_Work required:_
Reproduce every line from the one containing "row-varval-label: 変数値 (498, 446, 538, 461)" through the one containing "enable-toggle[interactable] (292, 264, 332, 286)", inclusive, with no changes.

------ Records supplied

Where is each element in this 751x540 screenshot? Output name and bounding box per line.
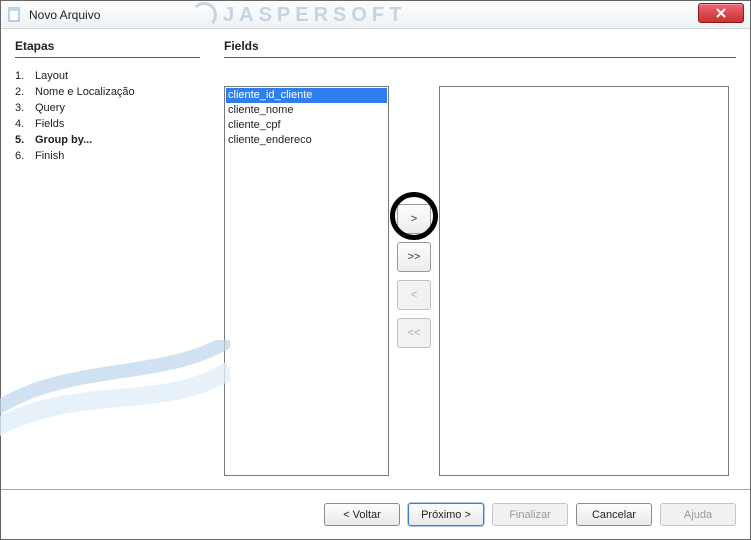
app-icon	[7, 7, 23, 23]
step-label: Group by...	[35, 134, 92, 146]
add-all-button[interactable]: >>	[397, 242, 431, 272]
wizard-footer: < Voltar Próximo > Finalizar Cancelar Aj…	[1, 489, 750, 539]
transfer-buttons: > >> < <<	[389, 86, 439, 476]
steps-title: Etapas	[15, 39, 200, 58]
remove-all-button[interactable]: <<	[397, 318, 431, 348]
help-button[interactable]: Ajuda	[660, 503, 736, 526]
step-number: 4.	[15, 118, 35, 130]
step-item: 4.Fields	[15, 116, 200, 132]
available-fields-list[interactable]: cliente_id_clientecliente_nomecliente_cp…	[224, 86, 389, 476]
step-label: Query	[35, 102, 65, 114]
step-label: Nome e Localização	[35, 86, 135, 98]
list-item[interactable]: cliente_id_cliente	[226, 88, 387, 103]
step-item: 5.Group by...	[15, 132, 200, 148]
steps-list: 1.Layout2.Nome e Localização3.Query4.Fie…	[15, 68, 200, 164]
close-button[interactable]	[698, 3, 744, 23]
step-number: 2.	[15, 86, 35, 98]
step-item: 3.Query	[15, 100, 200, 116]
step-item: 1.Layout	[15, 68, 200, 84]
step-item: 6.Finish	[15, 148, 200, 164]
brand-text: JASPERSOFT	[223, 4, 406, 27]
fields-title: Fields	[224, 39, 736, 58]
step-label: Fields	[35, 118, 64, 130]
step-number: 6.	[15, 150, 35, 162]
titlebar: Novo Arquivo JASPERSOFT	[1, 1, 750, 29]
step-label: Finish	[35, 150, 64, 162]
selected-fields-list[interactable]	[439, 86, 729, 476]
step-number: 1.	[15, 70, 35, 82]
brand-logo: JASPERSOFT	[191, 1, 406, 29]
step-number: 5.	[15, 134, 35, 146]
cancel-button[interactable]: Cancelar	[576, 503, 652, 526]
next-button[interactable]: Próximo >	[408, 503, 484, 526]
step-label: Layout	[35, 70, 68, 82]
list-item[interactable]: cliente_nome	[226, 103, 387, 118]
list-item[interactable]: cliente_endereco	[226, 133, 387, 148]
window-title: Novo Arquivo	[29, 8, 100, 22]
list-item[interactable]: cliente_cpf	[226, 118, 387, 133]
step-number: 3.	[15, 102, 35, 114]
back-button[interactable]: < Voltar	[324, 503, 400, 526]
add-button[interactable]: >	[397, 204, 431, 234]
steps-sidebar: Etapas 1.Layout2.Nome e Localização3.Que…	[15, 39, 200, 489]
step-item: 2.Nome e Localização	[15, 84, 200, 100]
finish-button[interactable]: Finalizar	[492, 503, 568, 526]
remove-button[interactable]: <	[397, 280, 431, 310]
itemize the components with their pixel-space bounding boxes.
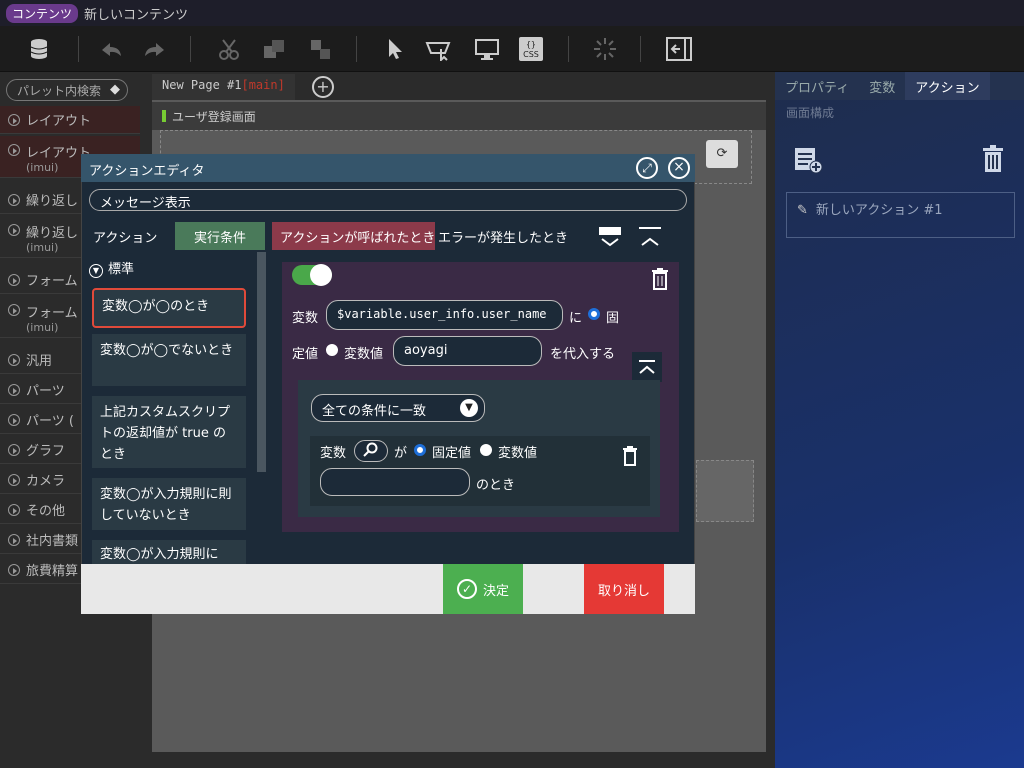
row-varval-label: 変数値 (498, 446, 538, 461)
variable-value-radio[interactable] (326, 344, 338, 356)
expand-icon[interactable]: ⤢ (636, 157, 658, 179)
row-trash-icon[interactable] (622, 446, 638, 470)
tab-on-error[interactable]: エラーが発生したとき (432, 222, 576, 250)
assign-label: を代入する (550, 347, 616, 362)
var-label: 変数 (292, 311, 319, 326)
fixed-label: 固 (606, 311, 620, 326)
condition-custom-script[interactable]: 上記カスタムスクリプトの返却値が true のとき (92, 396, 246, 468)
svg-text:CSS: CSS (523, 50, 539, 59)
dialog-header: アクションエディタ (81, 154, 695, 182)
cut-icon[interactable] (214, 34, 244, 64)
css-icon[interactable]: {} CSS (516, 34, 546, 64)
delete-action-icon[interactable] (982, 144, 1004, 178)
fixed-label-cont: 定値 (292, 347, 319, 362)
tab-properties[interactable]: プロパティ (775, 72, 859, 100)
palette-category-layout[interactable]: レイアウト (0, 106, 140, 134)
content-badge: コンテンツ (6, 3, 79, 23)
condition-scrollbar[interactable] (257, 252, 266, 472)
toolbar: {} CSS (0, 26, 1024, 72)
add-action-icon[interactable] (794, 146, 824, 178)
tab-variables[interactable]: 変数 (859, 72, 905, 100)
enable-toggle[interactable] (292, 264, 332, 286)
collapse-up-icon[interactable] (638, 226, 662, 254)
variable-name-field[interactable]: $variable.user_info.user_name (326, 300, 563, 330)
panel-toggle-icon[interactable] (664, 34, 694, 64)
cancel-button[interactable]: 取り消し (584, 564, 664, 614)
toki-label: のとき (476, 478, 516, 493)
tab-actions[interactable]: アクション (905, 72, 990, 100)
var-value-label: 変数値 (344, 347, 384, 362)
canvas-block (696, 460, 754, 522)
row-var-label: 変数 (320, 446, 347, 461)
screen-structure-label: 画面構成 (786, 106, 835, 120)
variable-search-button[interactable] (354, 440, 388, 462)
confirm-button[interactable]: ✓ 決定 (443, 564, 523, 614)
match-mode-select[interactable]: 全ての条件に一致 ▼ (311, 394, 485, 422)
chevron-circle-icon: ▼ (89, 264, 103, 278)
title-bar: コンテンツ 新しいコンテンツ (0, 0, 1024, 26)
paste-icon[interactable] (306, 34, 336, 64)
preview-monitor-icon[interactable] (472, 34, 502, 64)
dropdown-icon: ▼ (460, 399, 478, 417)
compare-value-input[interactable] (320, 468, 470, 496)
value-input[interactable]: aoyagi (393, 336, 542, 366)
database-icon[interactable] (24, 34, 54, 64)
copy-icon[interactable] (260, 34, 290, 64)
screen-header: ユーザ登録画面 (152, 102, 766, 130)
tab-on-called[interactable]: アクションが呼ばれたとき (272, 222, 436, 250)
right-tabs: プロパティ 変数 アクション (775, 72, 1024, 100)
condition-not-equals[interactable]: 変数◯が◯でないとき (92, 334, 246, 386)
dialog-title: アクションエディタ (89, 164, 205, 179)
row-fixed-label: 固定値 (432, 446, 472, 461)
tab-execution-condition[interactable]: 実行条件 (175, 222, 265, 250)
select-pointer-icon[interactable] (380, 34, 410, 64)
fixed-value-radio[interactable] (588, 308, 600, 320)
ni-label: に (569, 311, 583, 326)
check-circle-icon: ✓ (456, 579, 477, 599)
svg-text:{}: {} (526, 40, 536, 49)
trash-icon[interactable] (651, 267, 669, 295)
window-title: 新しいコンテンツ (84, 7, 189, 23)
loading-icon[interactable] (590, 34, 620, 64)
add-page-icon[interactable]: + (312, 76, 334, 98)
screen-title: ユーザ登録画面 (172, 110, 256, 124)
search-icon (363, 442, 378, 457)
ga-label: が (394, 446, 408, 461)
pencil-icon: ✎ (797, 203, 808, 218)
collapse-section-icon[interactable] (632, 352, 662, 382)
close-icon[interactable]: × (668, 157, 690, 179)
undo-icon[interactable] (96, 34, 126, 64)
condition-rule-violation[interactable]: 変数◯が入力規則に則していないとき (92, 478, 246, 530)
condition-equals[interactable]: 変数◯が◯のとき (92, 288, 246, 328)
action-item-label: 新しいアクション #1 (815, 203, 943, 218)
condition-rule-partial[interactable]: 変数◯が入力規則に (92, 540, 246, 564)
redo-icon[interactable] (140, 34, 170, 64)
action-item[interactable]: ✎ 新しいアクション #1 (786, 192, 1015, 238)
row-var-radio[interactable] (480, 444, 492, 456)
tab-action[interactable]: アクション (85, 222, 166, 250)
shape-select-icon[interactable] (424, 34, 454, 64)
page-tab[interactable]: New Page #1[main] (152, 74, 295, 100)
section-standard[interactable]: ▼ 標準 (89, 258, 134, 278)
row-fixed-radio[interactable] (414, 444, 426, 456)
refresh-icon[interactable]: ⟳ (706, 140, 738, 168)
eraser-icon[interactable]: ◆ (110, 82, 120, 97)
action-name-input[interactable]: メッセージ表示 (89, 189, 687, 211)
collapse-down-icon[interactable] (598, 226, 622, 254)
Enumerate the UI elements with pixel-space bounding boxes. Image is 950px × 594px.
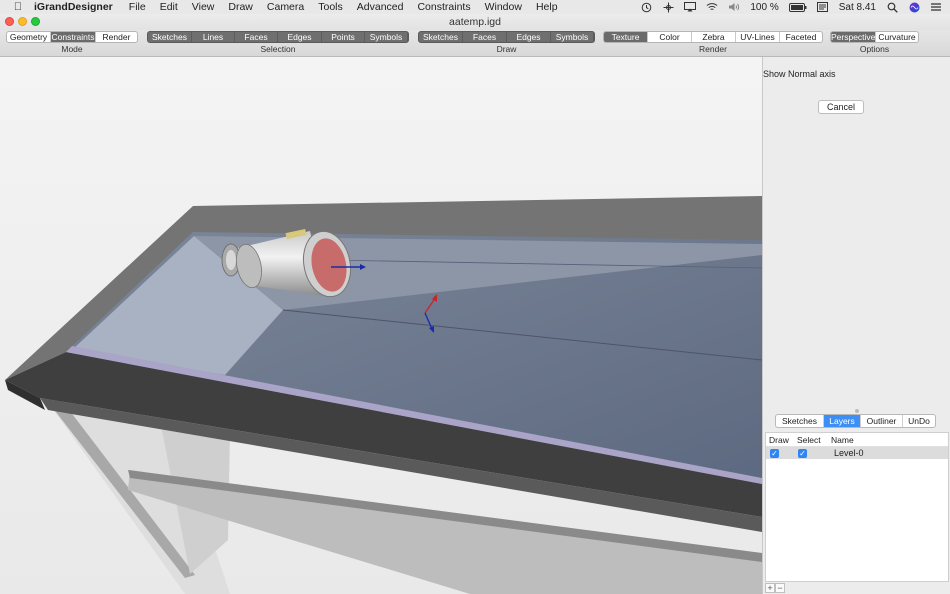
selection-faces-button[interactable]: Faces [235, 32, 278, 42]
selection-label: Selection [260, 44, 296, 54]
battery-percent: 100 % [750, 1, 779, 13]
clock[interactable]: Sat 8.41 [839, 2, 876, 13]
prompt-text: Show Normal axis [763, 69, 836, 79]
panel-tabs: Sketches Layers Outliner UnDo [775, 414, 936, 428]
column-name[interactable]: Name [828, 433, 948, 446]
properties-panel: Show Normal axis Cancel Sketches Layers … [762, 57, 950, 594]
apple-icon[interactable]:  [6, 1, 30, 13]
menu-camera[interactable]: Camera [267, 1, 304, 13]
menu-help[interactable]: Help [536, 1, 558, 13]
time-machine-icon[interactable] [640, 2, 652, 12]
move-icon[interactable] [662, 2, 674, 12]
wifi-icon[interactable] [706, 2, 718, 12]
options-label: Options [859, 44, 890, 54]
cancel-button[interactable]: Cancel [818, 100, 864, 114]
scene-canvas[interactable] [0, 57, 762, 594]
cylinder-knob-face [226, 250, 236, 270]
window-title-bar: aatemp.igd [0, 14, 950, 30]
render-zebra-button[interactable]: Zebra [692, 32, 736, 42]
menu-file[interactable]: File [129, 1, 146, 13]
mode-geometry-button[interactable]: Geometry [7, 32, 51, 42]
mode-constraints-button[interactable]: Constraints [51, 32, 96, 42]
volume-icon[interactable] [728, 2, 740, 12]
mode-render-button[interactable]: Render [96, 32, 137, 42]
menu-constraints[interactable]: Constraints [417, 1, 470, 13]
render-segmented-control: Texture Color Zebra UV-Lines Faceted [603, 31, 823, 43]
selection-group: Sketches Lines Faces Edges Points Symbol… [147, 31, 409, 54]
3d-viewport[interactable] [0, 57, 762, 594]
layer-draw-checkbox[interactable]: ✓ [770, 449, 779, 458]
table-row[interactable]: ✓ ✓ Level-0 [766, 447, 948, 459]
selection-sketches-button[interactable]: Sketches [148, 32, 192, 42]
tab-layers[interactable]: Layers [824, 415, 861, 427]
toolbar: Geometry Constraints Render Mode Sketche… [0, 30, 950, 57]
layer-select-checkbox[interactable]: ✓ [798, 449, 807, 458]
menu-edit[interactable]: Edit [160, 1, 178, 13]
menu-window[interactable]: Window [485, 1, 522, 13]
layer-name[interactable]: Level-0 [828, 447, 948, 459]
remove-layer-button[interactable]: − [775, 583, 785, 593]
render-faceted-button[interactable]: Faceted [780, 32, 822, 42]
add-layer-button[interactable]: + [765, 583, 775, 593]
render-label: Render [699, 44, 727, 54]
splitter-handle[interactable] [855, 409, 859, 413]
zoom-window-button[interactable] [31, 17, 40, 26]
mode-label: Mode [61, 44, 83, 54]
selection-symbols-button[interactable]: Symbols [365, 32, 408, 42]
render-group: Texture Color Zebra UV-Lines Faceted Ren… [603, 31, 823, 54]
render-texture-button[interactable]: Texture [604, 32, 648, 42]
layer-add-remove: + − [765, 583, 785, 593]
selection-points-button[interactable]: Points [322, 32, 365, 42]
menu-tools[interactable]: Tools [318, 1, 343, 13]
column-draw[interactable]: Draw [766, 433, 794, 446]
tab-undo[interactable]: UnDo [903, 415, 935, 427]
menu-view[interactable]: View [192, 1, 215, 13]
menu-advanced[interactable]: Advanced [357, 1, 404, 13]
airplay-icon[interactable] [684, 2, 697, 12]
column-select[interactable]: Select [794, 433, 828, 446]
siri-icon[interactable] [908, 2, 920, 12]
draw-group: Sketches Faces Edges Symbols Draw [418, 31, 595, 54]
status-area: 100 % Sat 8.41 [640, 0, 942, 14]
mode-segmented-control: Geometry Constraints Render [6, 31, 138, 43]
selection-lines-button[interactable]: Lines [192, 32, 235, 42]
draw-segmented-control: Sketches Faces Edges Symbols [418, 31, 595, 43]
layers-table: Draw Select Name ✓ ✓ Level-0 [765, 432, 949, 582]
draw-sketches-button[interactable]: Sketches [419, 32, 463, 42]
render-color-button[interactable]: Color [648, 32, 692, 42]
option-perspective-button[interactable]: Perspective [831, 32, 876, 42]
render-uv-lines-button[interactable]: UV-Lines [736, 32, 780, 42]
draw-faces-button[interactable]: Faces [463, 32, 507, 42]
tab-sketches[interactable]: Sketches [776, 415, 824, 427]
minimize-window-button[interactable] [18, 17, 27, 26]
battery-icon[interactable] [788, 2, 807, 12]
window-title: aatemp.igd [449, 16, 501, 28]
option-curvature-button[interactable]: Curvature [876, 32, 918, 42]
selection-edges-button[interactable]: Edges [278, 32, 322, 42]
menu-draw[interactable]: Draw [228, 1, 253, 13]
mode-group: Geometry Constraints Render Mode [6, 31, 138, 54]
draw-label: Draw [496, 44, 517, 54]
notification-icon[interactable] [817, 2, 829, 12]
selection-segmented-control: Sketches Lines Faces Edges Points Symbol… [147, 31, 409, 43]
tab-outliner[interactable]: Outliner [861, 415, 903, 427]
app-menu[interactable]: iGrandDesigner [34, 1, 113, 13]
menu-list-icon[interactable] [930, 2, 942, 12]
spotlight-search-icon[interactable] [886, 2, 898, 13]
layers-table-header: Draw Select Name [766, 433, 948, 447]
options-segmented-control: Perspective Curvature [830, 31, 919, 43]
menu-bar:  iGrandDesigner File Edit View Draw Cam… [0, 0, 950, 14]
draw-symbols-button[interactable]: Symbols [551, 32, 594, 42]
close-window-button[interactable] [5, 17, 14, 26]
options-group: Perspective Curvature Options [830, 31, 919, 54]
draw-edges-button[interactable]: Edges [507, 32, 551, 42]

------------

_Expected answer:_
row-varval-label: 変数値 (498, 446, 538, 461)
variable-value-radio[interactable] (326, 344, 338, 356)
expand-icon[interactable]: ⤢ (636, 157, 658, 179)
row-trash-icon[interactable] (622, 446, 638, 470)
tab-on-error[interactable]: エラーが発生したとき (432, 222, 576, 250)
assign-label: を代入する (550, 347, 616, 362)
var-label: 変数 (292, 311, 319, 326)
fixed-label: 固 (606, 311, 620, 326)
condition-custom-script[interactable]: 上記カスタムスクリプトの返却値が true のとき (92, 396, 246, 468)
svg-text:CSS: CSS (523, 50, 539, 59)
dialog-header: アクションエディタ (81, 154, 695, 182)
cut-icon[interactable] (214, 34, 244, 64)
css-icon[interactable]: {} CSS (516, 34, 546, 64)
delete-action-icon[interactable] (982, 144, 1004, 178)
fixed-label-cont: 定値 (292, 347, 319, 362)
tab-properties[interactable]: プロパティ (775, 72, 859, 100)
palette-category-layout[interactable]: レイアウト (0, 106, 140, 134)
content-badge: コンテンツ (6, 3, 79, 23)
condition-scrollbar[interactable] (257, 252, 266, 472)
toolbar: {} CSS (0, 26, 1024, 72)
add-action-icon[interactable] (794, 146, 824, 178)
tab-variables[interactable]: 変数 (859, 72, 905, 100)
enable-toggle[interactable] (292, 264, 332, 286)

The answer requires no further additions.